In the records below, find each line with the word "停留时间" and copy it.

§ Data records

---

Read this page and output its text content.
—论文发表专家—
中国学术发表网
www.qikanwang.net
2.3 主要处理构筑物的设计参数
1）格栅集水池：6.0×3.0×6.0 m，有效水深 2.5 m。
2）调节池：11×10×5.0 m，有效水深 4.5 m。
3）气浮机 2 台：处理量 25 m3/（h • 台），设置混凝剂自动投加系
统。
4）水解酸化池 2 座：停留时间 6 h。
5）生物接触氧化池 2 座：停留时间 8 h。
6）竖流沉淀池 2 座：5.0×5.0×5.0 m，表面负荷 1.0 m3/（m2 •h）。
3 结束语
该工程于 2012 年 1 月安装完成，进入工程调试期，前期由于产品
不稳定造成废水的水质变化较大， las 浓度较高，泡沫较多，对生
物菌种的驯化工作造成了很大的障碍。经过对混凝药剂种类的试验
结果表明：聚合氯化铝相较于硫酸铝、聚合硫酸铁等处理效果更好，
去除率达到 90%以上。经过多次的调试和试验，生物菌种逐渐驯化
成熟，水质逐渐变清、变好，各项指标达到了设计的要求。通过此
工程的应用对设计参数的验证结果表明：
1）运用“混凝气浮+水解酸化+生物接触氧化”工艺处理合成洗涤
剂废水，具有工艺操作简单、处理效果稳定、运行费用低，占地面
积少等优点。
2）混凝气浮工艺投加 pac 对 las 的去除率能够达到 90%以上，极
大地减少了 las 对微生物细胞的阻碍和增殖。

---

§ RESULT OF THIS TASK
4）水解酸化池 2 座：停留时间 6 h。
5）生物接触氧化池 2 座：停留时间 8 h。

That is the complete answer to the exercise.